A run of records
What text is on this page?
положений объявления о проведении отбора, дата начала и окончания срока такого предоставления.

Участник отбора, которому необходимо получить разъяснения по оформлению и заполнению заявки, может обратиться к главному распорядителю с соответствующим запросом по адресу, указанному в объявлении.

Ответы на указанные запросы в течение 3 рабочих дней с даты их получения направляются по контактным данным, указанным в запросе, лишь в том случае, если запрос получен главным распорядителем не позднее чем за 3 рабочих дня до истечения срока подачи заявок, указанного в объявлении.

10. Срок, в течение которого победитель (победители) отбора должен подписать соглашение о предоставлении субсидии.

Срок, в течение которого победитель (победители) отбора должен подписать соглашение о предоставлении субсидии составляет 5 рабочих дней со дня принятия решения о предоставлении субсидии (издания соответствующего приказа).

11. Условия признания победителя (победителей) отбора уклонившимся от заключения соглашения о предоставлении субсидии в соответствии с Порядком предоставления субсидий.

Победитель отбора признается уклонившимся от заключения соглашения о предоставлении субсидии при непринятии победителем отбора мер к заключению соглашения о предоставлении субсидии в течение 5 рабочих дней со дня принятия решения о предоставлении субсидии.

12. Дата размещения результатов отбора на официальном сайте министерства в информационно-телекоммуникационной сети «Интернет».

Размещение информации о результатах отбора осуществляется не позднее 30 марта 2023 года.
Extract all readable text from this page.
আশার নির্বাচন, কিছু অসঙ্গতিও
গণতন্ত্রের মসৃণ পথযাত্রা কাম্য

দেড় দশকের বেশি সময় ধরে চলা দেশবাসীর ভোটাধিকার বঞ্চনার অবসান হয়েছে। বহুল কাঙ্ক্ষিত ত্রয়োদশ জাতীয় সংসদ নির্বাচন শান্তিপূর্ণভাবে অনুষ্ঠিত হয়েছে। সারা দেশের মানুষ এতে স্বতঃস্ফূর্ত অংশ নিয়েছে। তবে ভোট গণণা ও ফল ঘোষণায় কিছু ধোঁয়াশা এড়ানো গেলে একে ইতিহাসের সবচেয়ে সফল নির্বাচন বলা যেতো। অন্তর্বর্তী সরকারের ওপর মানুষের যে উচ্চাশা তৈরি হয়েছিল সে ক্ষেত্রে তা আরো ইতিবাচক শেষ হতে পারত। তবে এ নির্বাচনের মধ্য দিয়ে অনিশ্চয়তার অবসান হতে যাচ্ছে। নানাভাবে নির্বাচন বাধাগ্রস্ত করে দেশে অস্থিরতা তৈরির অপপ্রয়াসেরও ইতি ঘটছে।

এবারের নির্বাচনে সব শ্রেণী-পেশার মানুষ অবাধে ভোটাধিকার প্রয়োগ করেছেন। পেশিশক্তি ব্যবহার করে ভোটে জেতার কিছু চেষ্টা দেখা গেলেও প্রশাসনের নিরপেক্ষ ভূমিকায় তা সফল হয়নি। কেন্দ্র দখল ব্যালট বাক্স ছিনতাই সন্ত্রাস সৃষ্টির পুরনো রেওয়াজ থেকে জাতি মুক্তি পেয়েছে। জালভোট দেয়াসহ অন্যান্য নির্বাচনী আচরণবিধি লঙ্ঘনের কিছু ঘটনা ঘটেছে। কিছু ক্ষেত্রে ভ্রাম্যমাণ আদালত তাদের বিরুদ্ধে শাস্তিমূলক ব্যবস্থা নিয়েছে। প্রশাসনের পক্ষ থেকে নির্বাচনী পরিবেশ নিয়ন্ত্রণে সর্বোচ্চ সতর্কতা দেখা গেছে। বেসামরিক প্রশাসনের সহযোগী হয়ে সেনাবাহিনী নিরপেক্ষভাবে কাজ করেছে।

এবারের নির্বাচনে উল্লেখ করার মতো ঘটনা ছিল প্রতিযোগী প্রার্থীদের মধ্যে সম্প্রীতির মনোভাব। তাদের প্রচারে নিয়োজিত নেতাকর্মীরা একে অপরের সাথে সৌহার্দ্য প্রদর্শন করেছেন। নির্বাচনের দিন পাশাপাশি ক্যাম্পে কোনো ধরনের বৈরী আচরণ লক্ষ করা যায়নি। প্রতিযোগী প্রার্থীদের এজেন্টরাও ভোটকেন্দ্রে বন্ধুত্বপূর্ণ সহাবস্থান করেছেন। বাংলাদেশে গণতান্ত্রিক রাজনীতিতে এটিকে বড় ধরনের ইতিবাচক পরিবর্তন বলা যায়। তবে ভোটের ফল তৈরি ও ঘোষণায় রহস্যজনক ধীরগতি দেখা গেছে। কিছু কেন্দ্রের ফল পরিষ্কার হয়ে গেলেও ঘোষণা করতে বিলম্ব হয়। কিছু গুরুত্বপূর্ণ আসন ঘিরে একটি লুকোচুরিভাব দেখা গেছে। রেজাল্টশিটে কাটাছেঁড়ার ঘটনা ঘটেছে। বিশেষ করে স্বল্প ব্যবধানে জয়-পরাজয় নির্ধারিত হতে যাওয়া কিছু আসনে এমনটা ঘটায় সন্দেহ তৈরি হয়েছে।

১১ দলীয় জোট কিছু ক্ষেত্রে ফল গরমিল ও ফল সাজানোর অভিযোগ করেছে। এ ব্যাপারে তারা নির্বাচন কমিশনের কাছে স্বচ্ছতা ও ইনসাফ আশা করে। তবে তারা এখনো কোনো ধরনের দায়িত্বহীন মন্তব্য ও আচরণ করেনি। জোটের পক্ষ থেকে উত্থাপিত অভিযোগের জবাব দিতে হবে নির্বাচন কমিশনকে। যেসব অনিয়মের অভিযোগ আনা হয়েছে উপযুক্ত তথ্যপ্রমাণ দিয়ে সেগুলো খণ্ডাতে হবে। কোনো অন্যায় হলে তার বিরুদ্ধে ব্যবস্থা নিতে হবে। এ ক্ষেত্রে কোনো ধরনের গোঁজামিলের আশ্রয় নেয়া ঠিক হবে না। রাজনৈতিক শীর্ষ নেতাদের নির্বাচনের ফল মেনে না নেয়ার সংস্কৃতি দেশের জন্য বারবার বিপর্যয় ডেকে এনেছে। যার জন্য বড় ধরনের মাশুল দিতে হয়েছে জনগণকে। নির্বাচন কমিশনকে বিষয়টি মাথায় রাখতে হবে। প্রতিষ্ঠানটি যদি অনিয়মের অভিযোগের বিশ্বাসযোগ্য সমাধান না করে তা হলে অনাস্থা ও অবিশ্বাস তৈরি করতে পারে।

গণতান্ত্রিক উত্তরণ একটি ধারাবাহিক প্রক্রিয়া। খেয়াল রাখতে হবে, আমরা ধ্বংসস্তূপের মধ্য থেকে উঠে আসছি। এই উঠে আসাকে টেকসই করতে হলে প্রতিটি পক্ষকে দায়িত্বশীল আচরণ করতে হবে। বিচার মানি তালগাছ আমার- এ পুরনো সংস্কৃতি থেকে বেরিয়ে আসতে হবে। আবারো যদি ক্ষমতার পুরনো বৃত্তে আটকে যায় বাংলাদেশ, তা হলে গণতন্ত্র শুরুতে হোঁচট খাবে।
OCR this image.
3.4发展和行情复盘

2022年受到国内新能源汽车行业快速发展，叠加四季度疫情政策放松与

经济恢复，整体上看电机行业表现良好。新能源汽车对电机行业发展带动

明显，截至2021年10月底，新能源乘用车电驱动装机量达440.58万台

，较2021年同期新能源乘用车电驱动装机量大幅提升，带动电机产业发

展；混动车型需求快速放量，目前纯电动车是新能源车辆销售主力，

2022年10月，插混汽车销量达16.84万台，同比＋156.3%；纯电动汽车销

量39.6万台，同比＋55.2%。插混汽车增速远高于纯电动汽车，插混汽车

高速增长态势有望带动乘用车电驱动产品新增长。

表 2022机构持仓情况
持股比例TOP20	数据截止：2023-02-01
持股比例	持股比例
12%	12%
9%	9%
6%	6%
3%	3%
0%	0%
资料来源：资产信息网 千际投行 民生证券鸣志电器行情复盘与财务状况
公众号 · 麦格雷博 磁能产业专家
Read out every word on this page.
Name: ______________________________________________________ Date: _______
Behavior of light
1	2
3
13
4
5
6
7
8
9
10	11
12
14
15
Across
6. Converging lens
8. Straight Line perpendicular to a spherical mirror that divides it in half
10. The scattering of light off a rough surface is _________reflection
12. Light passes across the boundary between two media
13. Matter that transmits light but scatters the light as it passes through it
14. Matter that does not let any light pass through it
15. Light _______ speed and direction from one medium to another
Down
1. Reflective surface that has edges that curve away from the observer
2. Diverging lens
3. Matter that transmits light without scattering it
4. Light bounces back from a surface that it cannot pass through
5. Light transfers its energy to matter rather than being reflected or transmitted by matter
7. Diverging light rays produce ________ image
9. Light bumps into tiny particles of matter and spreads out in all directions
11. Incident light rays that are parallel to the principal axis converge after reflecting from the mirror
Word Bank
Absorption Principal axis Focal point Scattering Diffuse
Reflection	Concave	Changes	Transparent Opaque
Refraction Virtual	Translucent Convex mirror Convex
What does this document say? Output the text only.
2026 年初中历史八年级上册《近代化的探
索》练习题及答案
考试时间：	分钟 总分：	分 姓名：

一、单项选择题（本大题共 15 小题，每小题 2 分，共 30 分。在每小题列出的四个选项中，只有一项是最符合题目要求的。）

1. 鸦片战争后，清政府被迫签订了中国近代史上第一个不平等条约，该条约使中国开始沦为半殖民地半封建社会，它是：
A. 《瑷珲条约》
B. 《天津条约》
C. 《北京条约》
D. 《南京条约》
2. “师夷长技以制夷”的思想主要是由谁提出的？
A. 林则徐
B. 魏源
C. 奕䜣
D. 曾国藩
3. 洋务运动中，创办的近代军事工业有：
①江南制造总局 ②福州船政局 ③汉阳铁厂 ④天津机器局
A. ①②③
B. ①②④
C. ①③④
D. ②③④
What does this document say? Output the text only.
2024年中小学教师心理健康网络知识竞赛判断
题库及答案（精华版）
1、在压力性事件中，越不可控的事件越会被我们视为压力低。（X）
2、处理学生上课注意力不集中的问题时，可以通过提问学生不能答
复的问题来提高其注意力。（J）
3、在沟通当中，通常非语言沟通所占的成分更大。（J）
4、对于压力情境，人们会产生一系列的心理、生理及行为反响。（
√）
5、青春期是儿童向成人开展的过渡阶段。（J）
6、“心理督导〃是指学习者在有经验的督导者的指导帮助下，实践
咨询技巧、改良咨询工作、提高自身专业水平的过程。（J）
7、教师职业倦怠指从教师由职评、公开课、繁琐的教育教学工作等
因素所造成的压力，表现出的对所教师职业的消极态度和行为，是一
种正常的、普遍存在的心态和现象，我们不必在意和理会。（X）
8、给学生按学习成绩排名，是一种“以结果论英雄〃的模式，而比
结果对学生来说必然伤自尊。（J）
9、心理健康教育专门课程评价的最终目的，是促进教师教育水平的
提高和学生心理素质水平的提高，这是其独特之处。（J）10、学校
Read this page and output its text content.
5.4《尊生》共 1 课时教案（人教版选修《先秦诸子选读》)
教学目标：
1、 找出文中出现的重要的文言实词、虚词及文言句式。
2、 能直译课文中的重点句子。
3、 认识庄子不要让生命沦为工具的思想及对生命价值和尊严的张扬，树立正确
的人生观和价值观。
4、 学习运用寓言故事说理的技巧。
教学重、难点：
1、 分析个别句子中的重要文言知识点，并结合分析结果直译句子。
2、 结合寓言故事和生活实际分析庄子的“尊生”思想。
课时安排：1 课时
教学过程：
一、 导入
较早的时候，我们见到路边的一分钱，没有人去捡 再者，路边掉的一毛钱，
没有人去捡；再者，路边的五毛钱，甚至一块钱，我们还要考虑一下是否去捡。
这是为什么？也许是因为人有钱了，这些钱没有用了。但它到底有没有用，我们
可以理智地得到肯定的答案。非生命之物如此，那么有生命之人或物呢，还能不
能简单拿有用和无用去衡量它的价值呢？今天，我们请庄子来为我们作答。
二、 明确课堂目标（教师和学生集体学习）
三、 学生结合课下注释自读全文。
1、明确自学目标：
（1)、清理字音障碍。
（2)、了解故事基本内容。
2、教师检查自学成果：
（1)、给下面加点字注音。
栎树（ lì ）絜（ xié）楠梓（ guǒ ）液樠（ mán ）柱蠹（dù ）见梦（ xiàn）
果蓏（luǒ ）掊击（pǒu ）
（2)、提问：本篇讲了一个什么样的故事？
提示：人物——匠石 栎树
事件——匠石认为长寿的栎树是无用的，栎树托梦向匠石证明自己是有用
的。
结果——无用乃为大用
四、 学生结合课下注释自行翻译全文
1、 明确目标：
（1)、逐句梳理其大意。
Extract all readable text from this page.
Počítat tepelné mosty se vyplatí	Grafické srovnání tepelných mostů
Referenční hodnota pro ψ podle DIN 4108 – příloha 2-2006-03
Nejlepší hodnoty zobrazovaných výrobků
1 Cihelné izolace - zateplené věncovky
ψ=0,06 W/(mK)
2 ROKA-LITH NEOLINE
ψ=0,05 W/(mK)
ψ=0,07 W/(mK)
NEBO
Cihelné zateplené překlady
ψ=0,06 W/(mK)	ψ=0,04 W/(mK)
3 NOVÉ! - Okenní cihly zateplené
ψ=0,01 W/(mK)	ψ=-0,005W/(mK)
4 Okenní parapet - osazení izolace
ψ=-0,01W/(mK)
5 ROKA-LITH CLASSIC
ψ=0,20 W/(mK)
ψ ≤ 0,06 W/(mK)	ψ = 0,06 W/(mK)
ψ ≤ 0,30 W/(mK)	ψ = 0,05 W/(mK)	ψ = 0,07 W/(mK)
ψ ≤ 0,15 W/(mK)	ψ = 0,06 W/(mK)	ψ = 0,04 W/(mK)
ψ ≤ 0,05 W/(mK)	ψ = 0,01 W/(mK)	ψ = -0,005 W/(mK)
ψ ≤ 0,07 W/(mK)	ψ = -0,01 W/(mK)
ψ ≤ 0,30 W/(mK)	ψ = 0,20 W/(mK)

> **REQUIREMENT**
Copy in full each line that holds the word "passes".

> **EXERCISE RESULT**
12. Light passes across the boundary between two media
13. Matter that transmits light but scatters the light as it passes through it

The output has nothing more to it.